**AVAILABLE DATA**
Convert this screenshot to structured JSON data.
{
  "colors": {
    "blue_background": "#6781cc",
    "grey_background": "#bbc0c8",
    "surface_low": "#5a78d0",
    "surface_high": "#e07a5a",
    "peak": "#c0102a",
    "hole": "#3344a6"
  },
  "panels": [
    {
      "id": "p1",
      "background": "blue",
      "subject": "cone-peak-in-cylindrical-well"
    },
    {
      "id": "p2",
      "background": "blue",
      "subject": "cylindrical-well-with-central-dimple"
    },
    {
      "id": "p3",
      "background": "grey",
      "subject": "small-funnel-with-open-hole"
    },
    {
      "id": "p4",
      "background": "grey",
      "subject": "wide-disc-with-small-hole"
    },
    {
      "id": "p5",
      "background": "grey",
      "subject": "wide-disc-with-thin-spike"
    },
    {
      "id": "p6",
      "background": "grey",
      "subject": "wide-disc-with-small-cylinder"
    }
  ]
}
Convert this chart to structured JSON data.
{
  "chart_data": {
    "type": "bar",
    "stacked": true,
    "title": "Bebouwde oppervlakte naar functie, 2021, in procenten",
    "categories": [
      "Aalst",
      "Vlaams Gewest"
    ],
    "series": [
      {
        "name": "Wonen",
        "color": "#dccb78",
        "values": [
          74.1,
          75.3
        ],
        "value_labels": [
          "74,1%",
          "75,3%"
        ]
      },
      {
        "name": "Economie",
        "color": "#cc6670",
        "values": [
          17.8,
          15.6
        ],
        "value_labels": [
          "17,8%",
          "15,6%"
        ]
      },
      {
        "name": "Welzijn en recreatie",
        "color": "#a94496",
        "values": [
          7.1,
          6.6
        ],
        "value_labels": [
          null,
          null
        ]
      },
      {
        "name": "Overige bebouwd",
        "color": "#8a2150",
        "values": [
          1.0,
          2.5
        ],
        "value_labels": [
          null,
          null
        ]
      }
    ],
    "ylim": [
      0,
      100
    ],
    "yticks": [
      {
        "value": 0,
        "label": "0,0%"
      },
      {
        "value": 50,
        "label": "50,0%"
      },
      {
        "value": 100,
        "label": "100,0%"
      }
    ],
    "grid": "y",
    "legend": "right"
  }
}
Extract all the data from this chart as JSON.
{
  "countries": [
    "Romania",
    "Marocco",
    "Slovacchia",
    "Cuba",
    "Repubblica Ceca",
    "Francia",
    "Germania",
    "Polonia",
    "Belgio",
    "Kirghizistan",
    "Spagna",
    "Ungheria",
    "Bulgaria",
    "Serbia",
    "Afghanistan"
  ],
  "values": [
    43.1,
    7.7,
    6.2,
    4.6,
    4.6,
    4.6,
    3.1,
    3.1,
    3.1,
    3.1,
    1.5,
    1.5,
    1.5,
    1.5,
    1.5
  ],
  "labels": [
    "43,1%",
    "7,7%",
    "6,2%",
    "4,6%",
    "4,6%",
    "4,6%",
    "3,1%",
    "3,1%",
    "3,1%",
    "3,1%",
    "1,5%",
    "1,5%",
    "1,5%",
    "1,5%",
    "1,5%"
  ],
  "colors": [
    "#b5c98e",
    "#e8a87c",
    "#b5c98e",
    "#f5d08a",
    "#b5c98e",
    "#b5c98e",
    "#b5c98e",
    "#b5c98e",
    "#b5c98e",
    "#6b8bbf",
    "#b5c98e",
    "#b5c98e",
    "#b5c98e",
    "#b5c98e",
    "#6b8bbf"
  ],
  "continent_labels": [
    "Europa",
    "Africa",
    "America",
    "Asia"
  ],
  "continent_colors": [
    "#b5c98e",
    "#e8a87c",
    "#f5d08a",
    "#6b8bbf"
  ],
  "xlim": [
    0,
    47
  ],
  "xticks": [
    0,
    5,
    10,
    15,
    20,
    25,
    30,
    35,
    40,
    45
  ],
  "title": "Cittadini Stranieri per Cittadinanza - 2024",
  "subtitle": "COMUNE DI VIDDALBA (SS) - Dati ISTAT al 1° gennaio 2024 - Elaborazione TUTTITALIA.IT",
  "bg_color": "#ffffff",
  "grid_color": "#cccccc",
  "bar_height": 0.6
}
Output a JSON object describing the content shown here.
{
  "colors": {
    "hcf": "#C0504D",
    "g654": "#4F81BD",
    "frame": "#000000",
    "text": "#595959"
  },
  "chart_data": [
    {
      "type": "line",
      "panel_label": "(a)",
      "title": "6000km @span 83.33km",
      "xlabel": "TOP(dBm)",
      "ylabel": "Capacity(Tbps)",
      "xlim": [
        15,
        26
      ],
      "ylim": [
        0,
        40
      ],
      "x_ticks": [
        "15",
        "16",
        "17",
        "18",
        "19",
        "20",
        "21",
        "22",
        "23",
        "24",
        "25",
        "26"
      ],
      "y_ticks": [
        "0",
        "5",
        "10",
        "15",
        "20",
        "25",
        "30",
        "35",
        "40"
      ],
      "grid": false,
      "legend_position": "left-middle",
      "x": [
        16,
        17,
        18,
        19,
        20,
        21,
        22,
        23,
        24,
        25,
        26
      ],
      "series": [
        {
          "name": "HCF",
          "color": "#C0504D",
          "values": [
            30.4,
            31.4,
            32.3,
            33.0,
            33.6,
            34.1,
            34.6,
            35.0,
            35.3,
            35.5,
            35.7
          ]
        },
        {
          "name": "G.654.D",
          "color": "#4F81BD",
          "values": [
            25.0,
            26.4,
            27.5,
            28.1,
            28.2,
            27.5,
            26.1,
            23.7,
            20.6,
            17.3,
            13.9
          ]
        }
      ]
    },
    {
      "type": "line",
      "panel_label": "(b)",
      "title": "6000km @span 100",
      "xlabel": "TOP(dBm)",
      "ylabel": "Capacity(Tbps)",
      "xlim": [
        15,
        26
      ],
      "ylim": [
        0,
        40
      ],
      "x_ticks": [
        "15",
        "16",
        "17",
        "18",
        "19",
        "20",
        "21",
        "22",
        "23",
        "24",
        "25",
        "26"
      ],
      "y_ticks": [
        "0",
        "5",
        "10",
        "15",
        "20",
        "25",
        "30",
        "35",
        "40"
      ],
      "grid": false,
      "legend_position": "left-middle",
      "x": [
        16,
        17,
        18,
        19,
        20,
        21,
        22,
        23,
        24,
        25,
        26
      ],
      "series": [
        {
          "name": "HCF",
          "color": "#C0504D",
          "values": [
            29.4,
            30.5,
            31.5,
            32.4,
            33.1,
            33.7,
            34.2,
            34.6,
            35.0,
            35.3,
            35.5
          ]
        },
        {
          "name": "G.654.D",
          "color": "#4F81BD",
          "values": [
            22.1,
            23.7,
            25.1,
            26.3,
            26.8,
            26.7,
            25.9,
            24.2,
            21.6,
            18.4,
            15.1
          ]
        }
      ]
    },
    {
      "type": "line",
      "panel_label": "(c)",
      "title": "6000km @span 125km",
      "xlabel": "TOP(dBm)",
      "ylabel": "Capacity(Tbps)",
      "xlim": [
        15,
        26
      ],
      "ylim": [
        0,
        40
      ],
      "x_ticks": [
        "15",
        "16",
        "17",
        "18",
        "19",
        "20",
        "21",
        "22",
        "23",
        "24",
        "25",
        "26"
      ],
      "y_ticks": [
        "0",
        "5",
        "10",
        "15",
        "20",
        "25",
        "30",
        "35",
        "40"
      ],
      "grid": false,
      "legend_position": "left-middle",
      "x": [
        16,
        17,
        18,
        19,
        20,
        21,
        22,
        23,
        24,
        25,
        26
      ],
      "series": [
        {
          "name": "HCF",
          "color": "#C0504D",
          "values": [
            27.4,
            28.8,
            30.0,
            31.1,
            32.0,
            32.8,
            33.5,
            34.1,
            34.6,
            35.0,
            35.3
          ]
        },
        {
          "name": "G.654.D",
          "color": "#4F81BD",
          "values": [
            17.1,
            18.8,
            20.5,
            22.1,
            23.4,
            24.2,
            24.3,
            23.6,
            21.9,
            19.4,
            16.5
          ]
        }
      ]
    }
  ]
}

**PROBLEM REQUIREMENTS**
Read the lines above. Gather those in which the string "small" is found.

**EXERCISE OUTPUT**
      "subject": "small-funnel-with-open-hole"
      "subject": "wide-disc-with-small-hole"
      "subject": "wide-disc-with-small-cylinder"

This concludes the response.